### Given information ###
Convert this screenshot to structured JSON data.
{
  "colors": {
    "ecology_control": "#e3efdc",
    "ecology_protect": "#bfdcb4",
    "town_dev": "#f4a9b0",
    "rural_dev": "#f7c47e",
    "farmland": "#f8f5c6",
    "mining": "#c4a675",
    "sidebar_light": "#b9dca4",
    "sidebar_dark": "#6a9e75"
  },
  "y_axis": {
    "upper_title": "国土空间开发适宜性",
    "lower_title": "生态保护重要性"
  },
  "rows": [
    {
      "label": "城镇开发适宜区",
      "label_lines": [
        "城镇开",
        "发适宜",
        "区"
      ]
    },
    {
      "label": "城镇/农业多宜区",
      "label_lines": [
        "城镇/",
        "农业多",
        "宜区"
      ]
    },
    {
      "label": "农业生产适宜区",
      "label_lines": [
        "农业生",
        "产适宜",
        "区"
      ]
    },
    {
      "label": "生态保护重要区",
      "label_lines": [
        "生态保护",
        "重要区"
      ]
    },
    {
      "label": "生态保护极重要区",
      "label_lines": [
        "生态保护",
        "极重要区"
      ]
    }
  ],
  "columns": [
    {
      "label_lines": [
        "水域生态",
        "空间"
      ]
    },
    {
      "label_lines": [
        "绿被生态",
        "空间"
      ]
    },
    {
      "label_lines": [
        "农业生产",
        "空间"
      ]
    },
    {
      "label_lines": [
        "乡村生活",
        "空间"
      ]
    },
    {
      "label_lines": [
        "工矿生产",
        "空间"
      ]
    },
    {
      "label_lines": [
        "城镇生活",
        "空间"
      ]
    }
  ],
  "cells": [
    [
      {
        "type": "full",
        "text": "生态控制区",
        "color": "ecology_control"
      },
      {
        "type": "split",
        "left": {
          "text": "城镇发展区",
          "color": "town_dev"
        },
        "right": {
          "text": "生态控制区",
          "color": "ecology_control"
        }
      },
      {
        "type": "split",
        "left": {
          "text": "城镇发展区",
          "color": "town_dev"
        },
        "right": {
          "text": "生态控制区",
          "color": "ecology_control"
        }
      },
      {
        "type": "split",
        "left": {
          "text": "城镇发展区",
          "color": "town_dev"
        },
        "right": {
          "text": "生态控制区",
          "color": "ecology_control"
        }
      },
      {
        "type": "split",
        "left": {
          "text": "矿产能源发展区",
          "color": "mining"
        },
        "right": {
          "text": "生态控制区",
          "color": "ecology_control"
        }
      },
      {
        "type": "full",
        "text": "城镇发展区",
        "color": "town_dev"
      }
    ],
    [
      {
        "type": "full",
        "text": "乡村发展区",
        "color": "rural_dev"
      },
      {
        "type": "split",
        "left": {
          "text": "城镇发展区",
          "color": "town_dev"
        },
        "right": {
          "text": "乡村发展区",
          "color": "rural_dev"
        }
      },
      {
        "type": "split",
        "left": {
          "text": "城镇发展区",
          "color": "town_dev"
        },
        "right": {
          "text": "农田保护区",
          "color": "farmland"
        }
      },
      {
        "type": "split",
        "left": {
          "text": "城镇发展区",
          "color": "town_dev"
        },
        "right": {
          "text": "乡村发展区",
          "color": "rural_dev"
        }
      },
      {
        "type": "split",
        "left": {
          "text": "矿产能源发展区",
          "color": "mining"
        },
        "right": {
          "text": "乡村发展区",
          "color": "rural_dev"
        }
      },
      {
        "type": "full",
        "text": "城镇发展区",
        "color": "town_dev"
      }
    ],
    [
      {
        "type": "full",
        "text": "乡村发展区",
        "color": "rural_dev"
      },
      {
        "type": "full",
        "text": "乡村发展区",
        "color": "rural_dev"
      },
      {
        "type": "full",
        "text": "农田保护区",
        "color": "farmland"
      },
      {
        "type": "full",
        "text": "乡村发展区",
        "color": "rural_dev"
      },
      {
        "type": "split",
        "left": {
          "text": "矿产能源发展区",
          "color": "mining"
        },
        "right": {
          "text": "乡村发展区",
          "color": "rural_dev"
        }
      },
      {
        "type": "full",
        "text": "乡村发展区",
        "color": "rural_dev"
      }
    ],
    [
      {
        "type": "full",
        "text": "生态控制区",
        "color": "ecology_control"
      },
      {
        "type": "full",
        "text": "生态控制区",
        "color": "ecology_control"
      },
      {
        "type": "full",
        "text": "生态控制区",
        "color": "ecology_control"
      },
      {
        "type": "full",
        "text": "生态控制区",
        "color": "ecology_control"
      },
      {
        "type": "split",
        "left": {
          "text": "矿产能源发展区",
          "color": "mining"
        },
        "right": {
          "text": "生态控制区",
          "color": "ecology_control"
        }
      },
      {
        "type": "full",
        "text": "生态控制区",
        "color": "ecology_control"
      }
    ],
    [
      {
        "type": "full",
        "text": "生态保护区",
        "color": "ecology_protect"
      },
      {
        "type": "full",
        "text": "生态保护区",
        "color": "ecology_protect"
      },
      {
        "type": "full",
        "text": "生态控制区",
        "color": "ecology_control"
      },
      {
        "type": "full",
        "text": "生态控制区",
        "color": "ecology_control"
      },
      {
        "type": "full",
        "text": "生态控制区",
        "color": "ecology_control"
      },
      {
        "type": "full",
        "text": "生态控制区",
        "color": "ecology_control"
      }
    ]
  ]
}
###
■ **What you need to do**: Take the listing above and write it out again exactly.

■ **Output of the exercise**:
Convert this screenshot to structured JSON data.
{
  "colors": {
    "ecology_control": "#e3efdc",
    "ecology_protect": "#bfdcb4",
    "town_dev": "#f4a9b0",
    "rural_dev": "#f7c47e",
    "farmland": "#f8f5c6",
    "mining": "#c4a675",
    "sidebar_light": "#b9dca4",
    "sidebar_dark": "#6a9e75"
  },
  "y_axis": {
    "upper_title": "国土空间开发适宜性",
    "lower_title": "生态保护重要性"
  },
  "rows": [
    {
      "label": "城镇开发适宜区",
      "label_lines": [
        "城镇开",
        "发适宜",
        "区"
      ]
    },
    {
      "label": "城镇/农业多宜区",
      "label_lines": [
        "城镇/",
        "农业多",
        "宜区"
      ]
    },
    {
      "label": "农业生产适宜区",
      "label_lines": [
        "农业生",
        "产适宜",
        "区"
      ]
    },
    {
      "label": "生态保护重要区",
      "label_lines": [
        "生态保护",
        "重要区"
      ]
    },
    {
      "label": "生态保护极重要区",
      "label_lines": [
        "生态保护",
        "极重要区"
      ]
    }
  ],
  "columns": [
    {
      "label_lines": [
        "水域生态",
        "空间"
      ]
    },
    {
      "label_lines": [
        "绿被生态",
        "空间"
      ]
    },
    {
      "label_lines": [
        "农业生产",
        "空间"
      ]
    },
    {
      "label_lines": [
        "乡村生活",
        "空间"
      ]
    },
    {
      "label_lines": [
        "工矿生产",
        "空间"
      ]
    },
    {
      "label_lines": [
        "城镇生活",
        "空间"
      ]
    }
  ],
  "cells": [
    [
      {
        "type": "full",
        "text": "生态控制区",
        "color": "ecology_control"
      },
      {
        "type": "split",
        "left": {
          "text": "城镇发展区",
          "color": "town_dev"
        },
        "right": {
          "text": "生态控制区",
          "color": "ecology_control"
        }
      },
      {
        "type": "split",
        "left": {
          "text": "城镇发展区",
          "color": "town_dev"
        },
        "right": {
          "text": "生态控制区",
          "color": "ecology_control"
        }
      },
      {
        "type": "split",
        "left": {
          "text": "城镇发展区",
          "color": "town_dev"
        },
        "right": {
          "text": "生态控制区",
          "color": "ecology_control"
        }
      },
      {
        "type": "split",
        "left": {
          "text": "矿产能源发展区",
          "color": "mining"
        },
        "right": {
          "text": "生态控制区",
          "color": "ecology_control"
        }
      },
      {
        "type": "full",
        "text": "城镇发展区",
        "color": "town_dev"
      }
    ],
    [
      {
        "type": "full",
        "text": "乡村发展区",
        "color": "rural_dev"
      },
      {
        "type": "split",
        "left": {
          "text": "城镇发展区",
          "color": "town_dev"
        },
        "right": {
          "text": "乡村发展区",
          "color": "rural_dev"
        }
      },
      {
        "type": "split",
        "left": {
          "text": "城镇发展区",
          "color": "town_dev"
        },
        "right": {
          "text": "农田保护区",
          "color": "farmland"
        }
      },
      {
        "type": "split",
        "left": {
          "text": "城镇发展区",
          "color": "town_dev"
        },
        "right": {
          "text": "乡村发展区",
          "color": "rural_dev"
        }
      },
      {
        "type": "split",
        "left": {
          "text": "矿产能源发展区",
          "color": "mining"
        },
        "right": {
          "text": "乡村发展区",
          "color": "rural_dev"
        }
      },
      {
        "type": "full",
        "text": "城镇发展区",
        "color": "town_dev"
      }
    ],
    [
      {
        "type": "full",
        "text": "乡村发展区",
        "color": "rural_dev"
      },
      {
        "type": "full",
        "text": "乡村发展区",
        "color": "rural_dev"
      },
      {
        "type": "full",
        "text": "农田保护区",
        "color": "farmland"
      },
      {
        "type": "full",
        "text": "乡村发展区",
        "color": "rural_dev"
      },
      {
        "type": "split",
        "left": {
          "text": "矿产能源发展区",
          "color": "mining"
        },
        "right": {
          "text": "乡村发展区",
          "color": "rural_dev"
        }
      },
      {
        "type": "full",
        "text": "乡村发展区",
        "color": "rural_dev"
      }
    ],
    [
      {
        "type": "full",
        "text": "生态控制区",
        "color": "ecology_control"
      },
      {
        "type": "full",
        "text": "生态控制区",
        "color": "ecology_control"
      },
      {
        "type": "full",
        "text": "生态控制区",
        "color": "ecology_control"
      },
      {
        "type": "full",
        "text": "生态控制区",
        "color": "ecology_control"
      },
      {
        "type": "split",
        "left": {
          "text": "矿产能源发展区",
          "color": "mining"
        },
        "right": {
          "text": "生态控制区",
          "color": "ecology_control"
        }
      },
      {
        "type": "full",
        "text": "生态控制区",
        "color": "ecology_control"
      }
    ],
    [
      {
        "type": "full",
        "text": "生态保护区",
        "color": "ecology_protect"
      },
      {
        "type": "full",
        "text": "生态保护区",
        "color": "ecology_protect"
      },
      {
        "type": "full",
        "text": "生态控制区",
        "color": "ecology_control"
      },
      {
        "type": "full",
        "text": "生态控制区",
        "color": "ecology_control"
      },
      {
        "type": "full",
        "text": "生态控制区",
        "color": "ecology_control"
      },
      {
        "type": "full",
        "text": "生态控制区",
        "color": "ecology_control"
      }
    ]
  ]
}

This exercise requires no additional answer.